** What is expected **
Lift out all lines below that contain "structured".

** Records about charts and figures **
------------

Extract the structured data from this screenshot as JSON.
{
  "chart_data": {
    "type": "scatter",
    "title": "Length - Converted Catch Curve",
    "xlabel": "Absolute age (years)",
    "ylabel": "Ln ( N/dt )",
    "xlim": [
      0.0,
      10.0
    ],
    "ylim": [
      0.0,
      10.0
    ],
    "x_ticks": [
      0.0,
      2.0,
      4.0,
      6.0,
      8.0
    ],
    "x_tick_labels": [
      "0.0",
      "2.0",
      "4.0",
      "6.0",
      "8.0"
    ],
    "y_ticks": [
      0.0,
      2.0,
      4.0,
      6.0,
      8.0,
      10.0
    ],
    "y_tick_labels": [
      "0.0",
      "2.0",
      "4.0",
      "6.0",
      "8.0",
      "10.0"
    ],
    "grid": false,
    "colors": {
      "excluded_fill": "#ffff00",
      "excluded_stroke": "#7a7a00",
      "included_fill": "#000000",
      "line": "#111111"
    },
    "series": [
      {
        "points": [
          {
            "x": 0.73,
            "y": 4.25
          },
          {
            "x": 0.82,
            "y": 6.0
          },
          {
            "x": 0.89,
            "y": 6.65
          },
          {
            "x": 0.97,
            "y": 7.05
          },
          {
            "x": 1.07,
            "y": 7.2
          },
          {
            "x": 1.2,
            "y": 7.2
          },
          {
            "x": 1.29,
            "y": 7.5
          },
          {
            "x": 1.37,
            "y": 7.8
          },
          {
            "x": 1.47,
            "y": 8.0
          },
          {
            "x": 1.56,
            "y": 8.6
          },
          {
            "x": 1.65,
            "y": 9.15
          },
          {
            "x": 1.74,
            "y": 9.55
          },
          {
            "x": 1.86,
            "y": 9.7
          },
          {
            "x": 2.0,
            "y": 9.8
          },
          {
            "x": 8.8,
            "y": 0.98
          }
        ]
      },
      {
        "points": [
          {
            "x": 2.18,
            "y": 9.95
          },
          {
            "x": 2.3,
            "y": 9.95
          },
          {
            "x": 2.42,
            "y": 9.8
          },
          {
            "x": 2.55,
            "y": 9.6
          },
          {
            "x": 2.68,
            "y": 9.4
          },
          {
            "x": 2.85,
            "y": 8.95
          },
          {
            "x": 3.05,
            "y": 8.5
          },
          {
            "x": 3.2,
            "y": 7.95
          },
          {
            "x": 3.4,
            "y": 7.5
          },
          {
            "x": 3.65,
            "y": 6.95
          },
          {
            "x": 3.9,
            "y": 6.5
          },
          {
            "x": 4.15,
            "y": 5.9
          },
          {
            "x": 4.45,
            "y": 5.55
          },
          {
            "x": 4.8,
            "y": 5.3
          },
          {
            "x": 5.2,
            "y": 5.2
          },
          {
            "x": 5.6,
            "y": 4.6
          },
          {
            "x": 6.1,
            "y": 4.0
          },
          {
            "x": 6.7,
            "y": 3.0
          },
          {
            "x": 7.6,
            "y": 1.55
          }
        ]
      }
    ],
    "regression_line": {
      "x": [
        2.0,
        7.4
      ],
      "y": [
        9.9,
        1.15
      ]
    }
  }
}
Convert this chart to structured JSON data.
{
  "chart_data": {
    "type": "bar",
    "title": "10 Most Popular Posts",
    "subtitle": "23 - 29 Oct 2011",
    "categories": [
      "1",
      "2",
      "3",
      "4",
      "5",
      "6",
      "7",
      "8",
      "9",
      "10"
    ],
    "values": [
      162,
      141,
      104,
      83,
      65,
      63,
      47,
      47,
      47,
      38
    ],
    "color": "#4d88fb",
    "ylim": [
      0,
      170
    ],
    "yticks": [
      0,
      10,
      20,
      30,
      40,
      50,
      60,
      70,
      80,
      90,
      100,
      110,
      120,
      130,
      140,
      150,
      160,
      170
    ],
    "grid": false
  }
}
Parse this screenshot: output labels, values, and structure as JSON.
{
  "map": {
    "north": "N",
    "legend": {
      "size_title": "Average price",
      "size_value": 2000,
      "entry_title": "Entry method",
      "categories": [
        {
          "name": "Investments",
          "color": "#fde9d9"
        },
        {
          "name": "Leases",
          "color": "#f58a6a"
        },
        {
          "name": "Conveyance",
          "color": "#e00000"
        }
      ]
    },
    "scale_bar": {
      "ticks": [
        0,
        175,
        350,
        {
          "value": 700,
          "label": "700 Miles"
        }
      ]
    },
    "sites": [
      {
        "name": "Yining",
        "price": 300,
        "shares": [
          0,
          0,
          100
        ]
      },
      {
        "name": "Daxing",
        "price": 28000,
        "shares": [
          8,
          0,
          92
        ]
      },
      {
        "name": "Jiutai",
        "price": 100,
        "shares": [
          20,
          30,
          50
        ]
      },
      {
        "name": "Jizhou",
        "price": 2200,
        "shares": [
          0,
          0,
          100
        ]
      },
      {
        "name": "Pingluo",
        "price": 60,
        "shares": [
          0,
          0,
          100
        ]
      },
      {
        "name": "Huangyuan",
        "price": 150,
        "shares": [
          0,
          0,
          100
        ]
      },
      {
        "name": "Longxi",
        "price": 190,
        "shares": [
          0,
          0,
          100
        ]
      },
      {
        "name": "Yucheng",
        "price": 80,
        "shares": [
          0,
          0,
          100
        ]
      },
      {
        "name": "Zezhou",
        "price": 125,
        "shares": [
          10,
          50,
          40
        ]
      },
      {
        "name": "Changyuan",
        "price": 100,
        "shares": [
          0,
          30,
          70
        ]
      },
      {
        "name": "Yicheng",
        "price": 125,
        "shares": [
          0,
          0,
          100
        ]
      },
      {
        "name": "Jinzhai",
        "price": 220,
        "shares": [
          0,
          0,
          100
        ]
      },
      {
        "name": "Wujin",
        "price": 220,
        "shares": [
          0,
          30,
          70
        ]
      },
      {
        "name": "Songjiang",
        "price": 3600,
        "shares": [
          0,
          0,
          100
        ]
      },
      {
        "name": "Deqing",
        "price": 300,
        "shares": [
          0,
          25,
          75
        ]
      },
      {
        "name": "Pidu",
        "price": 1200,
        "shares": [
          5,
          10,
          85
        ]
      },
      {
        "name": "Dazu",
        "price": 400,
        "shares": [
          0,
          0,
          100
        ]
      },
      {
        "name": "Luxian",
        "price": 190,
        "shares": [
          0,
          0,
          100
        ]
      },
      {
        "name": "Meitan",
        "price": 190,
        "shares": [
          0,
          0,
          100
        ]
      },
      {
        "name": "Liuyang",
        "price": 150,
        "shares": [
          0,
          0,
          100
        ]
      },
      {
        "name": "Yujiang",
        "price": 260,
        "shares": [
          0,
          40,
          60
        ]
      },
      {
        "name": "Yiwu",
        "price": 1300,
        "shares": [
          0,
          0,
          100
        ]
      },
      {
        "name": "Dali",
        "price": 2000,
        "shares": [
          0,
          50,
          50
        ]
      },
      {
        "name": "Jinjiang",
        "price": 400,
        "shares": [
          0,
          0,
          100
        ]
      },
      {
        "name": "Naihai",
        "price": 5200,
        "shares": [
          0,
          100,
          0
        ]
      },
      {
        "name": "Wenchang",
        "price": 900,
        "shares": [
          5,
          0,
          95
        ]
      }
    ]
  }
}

------------

** Response to this exercise **
Extract the structured data from this screenshot as JSON.
Convert this chart to structured JSON data.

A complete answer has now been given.